>>>>
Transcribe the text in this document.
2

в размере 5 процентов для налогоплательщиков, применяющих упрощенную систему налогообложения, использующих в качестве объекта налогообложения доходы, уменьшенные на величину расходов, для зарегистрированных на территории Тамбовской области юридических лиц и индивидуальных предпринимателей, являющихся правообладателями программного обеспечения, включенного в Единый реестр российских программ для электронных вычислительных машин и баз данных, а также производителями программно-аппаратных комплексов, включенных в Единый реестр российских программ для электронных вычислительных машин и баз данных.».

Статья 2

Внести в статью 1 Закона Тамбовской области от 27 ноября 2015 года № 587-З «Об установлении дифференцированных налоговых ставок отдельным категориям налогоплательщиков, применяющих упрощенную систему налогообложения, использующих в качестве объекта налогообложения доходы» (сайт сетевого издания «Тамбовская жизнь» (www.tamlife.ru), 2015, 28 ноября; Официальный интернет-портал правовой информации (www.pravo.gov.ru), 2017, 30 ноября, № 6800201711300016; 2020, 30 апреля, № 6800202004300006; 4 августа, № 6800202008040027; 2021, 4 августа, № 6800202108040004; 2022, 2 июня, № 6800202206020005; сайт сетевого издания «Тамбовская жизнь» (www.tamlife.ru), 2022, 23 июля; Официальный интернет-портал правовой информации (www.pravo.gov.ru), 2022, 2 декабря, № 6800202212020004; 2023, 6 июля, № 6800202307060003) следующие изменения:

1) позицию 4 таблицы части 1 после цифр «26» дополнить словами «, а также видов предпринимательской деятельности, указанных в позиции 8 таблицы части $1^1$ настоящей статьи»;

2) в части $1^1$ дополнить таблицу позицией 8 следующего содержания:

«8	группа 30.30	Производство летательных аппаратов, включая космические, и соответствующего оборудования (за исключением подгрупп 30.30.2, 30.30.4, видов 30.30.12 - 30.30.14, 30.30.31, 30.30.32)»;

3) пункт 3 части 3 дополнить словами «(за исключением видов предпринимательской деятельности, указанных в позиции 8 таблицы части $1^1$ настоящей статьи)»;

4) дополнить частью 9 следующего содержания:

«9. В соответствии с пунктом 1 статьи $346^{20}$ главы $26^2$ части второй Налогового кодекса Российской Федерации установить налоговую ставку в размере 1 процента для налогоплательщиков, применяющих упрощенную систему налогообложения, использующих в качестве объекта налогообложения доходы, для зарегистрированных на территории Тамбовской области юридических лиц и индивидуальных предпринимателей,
<<<<
*PROMPT:*
Nothing should be left out: repeat all of the data exactly.

*RESPONSE TO THIS TASK:*
Transcribe the text in this document.
2

в размере 5 процентов для налогоплательщиков, применяющих упрощенную систему налогообложения, использующих в качестве объекта налогообложения доходы, уменьшенные на величину расходов, для зарегистрированных на территории Тамбовской области юридических лиц и индивидуальных предпринимателей, являющихся правообладателями программного обеспечения, включенного в Единый реестр российских программ для электронных вычислительных машин и баз данных, а также производителями программно-аппаратных комплексов, включенных в Единый реестр российских программ для электронных вычислительных машин и баз данных.».

Статья 2

Внести в статью 1 Закона Тамбовской области от 27 ноября 2015 года № 587-З «Об установлении дифференцированных налоговых ставок отдельным категориям налогоплательщиков, применяющих упрощенную систему налогообложения, использующих в качестве объекта налогообложения доходы» (сайт сетевого издания «Тамбовская жизнь» (www.tamlife.ru), 2015, 28 ноября; Официальный интернет-портал правовой информации (www.pravo.gov.ru), 2017, 30 ноября, № 6800201711300016; 2020, 30 апреля, № 6800202004300006; 4 августа, № 6800202008040027; 2021, 4 августа, № 6800202108040004; 2022, 2 июня, № 6800202206020005; сайт сетевого издания «Тамбовская жизнь» (www.tamlife.ru), 2022, 23 июля; Официальный интернет-портал правовой информации (www.pravo.gov.ru), 2022, 2 декабря, № 6800202212020004; 2023, 6 июля, № 6800202307060003) следующие изменения:

1) позицию 4 таблицы части 1 после цифр «26» дополнить словами «, а также видов предпринимательской деятельности, указанных в позиции 8 таблицы части $1^1$ настоящей статьи»;

2) в части $1^1$ дополнить таблицу позицией 8 следующего содержания:

«8	группа 30.30	Производство летательных аппаратов, включая космические, и соответствующего оборудования (за исключением подгрупп 30.30.2, 30.30.4, видов 30.30.12 - 30.30.14, 30.30.31, 30.30.32)»;

3) пункт 3 части 3 дополнить словами «(за исключением видов предпринимательской деятельности, указанных в позиции 8 таблицы части $1^1$ настоящей статьи)»;

4) дополнить частью 9 следующего содержания:

«9. В соответствии с пунктом 1 статьи $346^{20}$ главы $26^2$ части второй Налогового кодекса Российской Федерации установить налоговую ставку в размере 1 процента для налогоплательщиков, применяющих упрощенную систему налогообложения, использующих в качестве объекта налогообложения доходы, для зарегистрированных на территории Тамбовской области юридических лиц и индивидуальных предпринимателей,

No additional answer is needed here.